### RAW RECORDS

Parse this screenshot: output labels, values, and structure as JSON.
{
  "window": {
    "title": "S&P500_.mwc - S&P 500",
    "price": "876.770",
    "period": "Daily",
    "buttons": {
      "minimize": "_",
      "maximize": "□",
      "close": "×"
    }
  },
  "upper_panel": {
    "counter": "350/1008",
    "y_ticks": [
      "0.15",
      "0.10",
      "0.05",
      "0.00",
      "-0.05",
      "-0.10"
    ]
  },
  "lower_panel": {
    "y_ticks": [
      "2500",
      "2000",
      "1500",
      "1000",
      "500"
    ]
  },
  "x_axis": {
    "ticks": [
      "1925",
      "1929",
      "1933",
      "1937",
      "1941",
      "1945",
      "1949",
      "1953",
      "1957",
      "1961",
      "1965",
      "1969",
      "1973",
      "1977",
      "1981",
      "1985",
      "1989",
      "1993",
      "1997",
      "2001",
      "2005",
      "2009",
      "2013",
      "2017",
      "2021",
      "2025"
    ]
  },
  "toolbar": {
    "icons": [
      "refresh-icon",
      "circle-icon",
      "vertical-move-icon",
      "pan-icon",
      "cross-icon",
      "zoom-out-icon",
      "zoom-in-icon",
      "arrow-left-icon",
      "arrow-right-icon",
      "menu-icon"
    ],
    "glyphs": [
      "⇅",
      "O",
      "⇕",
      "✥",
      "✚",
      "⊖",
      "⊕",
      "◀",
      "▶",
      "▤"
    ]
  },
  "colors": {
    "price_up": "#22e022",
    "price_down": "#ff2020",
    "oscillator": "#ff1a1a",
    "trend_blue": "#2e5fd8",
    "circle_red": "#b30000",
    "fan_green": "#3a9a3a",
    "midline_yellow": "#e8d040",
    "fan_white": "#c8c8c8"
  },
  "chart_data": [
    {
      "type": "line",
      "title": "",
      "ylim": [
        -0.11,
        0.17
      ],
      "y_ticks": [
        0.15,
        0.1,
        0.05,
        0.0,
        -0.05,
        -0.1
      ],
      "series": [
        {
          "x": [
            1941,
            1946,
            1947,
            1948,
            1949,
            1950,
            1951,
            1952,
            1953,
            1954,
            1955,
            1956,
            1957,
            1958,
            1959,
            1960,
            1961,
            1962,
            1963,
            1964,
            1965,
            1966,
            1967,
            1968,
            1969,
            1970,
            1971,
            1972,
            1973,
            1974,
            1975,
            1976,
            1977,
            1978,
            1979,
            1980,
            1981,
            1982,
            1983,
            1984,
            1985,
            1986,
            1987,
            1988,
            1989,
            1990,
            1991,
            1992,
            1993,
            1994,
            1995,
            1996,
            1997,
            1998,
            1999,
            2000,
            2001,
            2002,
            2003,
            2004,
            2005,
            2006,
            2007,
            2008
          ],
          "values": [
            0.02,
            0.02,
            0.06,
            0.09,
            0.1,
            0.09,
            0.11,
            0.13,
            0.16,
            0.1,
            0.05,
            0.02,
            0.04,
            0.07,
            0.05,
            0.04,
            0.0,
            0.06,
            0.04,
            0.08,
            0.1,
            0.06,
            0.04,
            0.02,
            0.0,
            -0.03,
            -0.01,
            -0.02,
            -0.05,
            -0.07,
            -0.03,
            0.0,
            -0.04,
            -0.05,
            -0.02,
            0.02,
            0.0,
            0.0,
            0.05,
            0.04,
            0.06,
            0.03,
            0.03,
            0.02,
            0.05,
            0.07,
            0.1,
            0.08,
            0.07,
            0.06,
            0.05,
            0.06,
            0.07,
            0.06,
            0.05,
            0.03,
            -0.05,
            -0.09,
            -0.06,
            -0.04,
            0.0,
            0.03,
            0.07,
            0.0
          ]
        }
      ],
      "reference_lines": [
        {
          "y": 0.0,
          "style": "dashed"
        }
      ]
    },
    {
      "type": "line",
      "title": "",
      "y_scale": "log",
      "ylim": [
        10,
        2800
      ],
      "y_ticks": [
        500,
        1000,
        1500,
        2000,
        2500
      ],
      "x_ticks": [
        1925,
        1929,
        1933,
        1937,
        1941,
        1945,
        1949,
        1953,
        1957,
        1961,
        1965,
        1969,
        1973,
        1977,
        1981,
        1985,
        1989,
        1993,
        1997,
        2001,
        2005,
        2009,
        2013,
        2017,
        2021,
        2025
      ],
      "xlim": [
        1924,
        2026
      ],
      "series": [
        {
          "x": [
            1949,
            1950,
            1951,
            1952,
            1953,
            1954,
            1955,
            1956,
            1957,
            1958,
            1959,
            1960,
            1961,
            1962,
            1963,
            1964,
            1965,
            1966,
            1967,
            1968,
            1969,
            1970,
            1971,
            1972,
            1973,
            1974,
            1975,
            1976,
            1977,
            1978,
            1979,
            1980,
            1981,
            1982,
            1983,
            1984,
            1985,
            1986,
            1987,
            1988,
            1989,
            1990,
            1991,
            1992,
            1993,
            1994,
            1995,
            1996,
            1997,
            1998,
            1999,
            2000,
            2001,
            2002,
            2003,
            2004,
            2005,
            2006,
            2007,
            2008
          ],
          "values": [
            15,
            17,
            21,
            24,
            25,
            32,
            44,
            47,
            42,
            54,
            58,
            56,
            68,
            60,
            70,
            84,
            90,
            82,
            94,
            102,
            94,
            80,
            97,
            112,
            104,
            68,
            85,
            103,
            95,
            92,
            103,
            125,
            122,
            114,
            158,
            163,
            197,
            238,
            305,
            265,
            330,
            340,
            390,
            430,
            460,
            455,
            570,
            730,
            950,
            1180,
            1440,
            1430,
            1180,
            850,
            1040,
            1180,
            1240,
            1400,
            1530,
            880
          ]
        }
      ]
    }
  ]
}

==

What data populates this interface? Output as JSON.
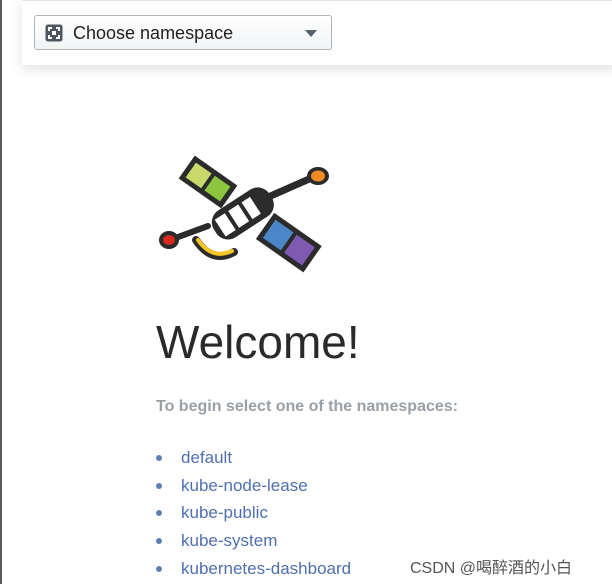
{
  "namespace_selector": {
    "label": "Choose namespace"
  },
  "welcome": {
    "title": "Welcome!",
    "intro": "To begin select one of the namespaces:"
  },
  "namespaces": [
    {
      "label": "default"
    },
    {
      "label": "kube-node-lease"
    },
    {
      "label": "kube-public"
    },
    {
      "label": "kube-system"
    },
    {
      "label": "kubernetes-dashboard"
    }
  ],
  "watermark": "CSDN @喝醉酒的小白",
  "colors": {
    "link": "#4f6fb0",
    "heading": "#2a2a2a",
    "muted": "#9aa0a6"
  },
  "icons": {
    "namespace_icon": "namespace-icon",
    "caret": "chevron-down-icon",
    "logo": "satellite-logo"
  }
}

### WHAT NEEDS TO BE DONE
Return solely the number of lines in the data that include the word "title".

### REPLY TO THE TASK
4